§ **Exercise requirements**:
Below is a block of records; return all of them exactly, but without the images.

§ **Provided data**:
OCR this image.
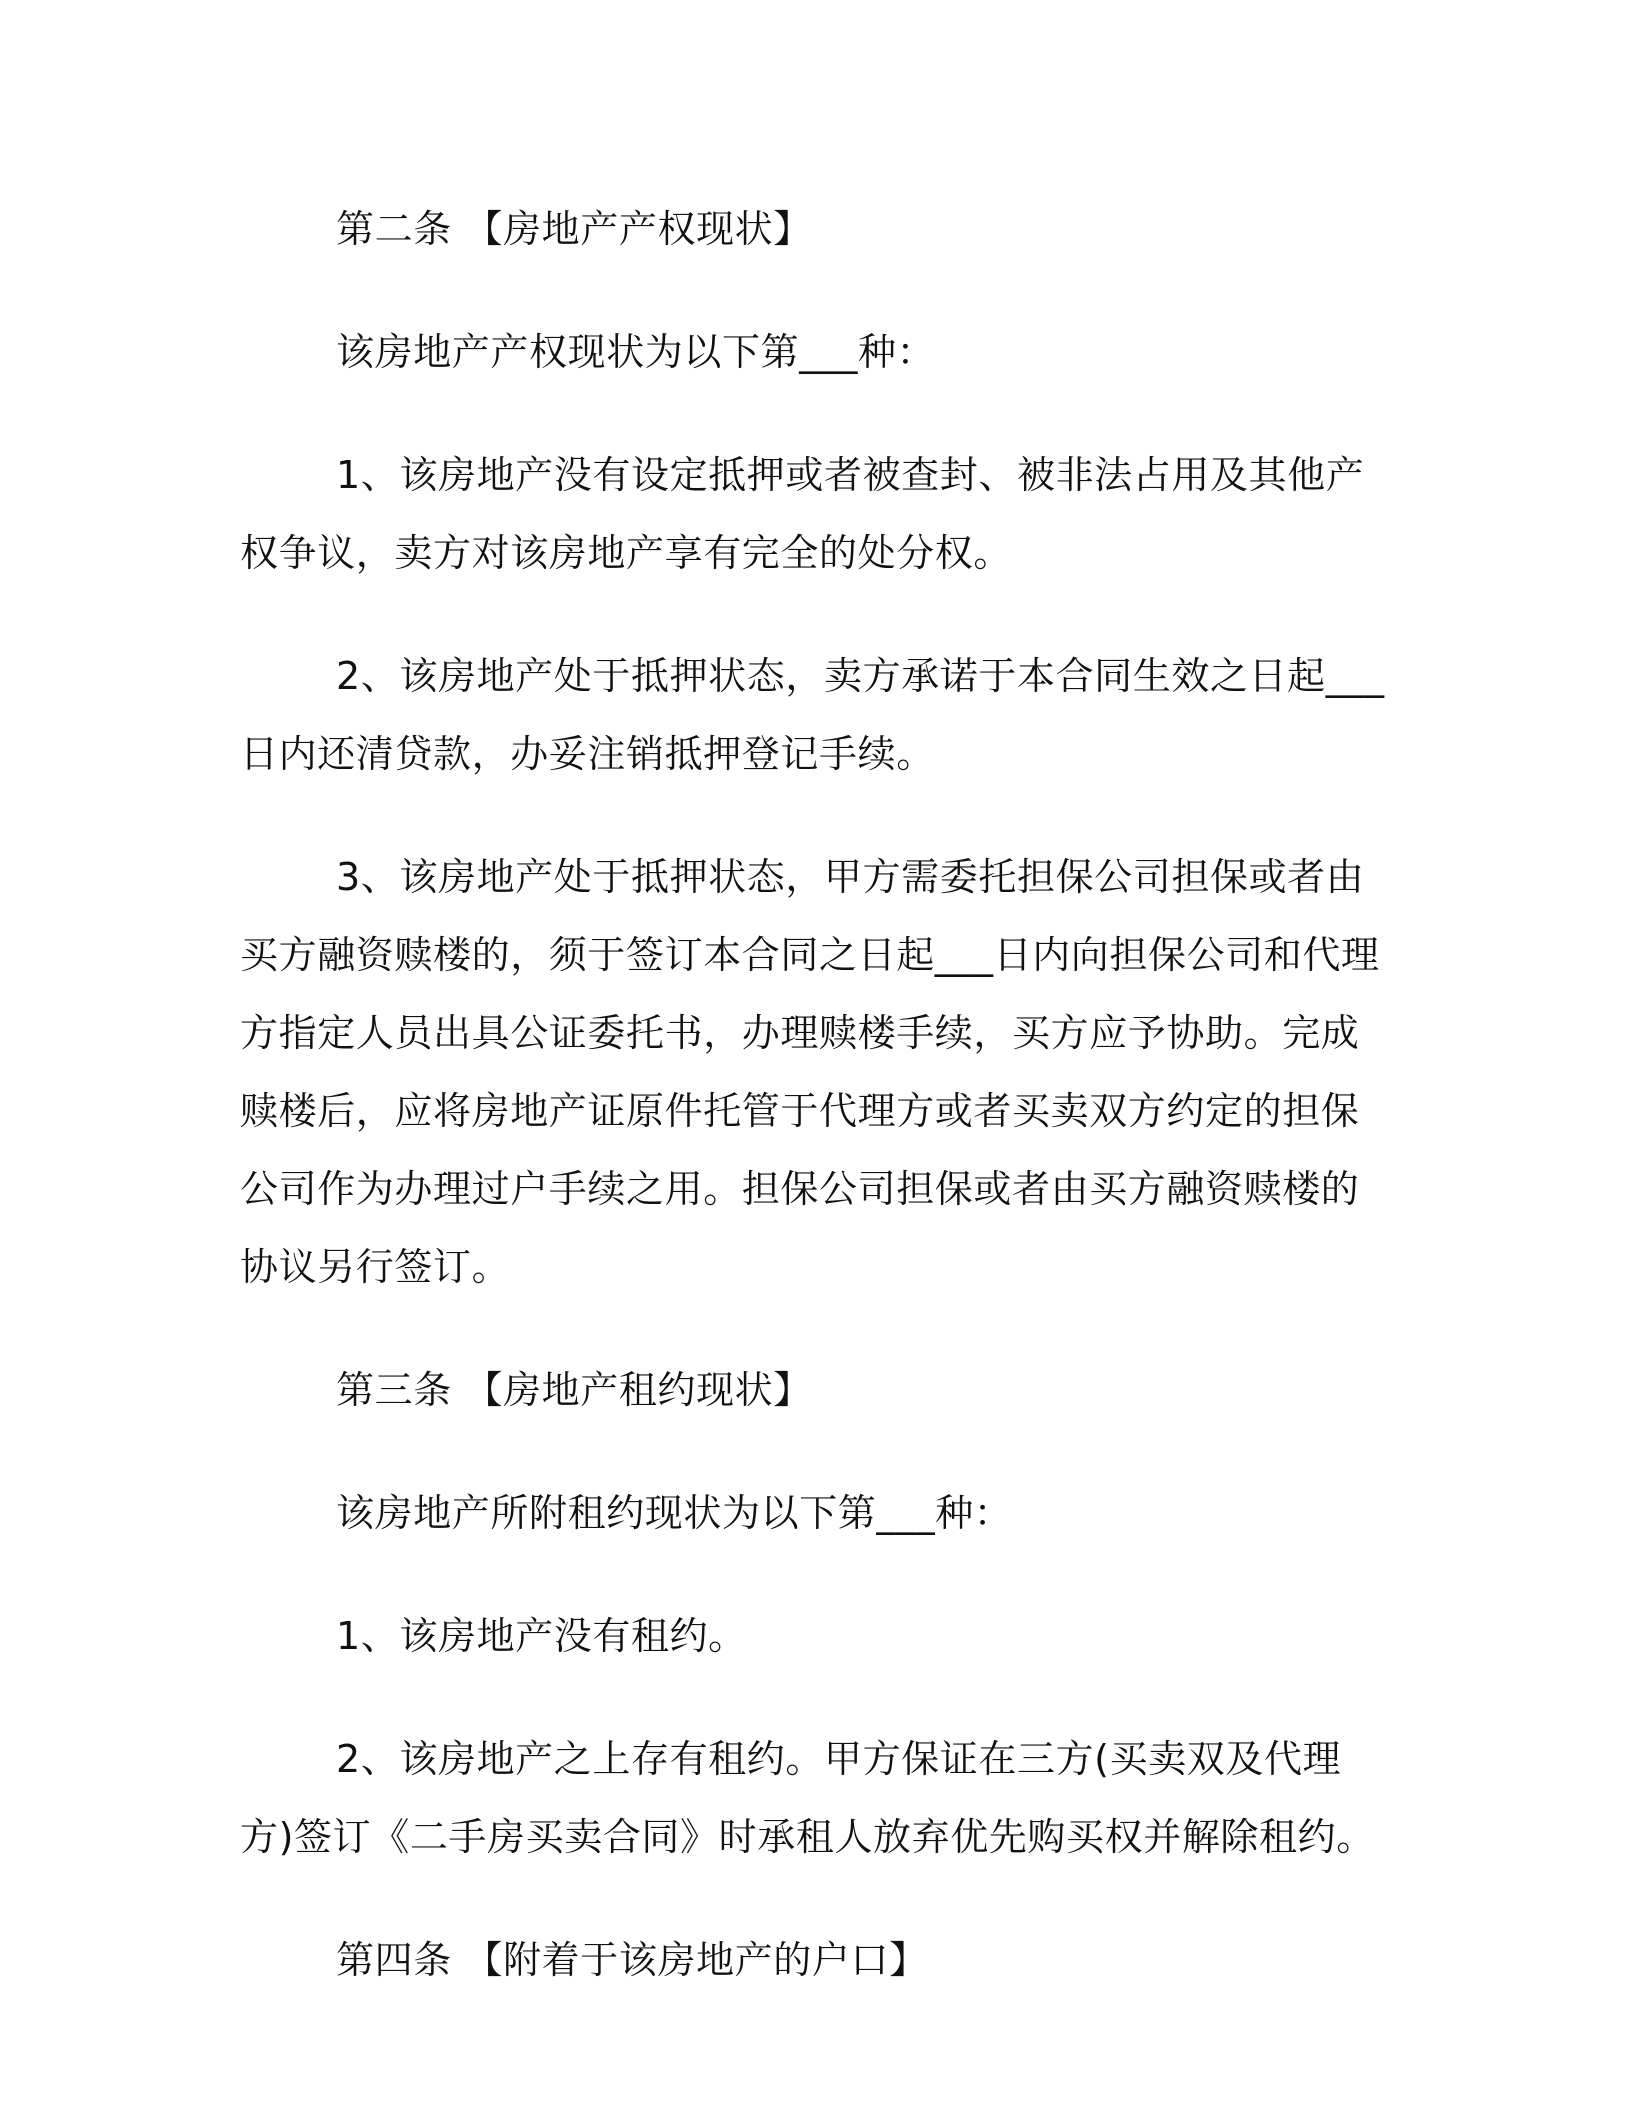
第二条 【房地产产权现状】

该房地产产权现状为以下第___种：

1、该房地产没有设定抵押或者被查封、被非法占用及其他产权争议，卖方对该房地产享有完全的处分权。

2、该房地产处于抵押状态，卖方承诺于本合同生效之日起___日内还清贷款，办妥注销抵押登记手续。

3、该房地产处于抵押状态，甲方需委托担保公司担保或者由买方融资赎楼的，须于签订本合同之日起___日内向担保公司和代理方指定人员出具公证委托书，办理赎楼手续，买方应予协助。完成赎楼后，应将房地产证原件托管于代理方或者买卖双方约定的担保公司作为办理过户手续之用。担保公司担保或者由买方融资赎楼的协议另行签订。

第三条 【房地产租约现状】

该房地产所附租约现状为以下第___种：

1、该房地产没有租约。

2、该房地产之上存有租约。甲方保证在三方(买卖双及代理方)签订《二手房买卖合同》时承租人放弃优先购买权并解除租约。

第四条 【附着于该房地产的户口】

§ **Solution to the exercise**:
OCR this image.
第二条 【房地产产权现状】

该房地产产权现状为以下第___种：

1、该房地产没有设定抵押或者被查封、被非法占用及其他产权争议，卖方对该房地产享有完全的处分权。

2、该房地产处于抵押状态，卖方承诺于本合同生效之日起___日内还清贷款，办妥注销抵押登记手续。

3、该房地产处于抵押状态，甲方需委托担保公司担保或者由买方融资赎楼的，须于签订本合同之日起___日内向担保公司和代理方指定人员出具公证委托书，办理赎楼手续，买方应予协助。完成赎楼后，应将房地产证原件托管于代理方或者买卖双方约定的担保公司作为办理过户手续之用。担保公司担保或者由买方融资赎楼的协议另行签订。

第三条 【房地产租约现状】

该房地产所附租约现状为以下第___种：

1、该房地产没有租约。

2、该房地产之上存有租约。甲方保证在三方(买卖双及代理方)签订《二手房买卖合同》时承租人放弃优先购买权并解除租约。

第四条 【附着于该房地产的户口】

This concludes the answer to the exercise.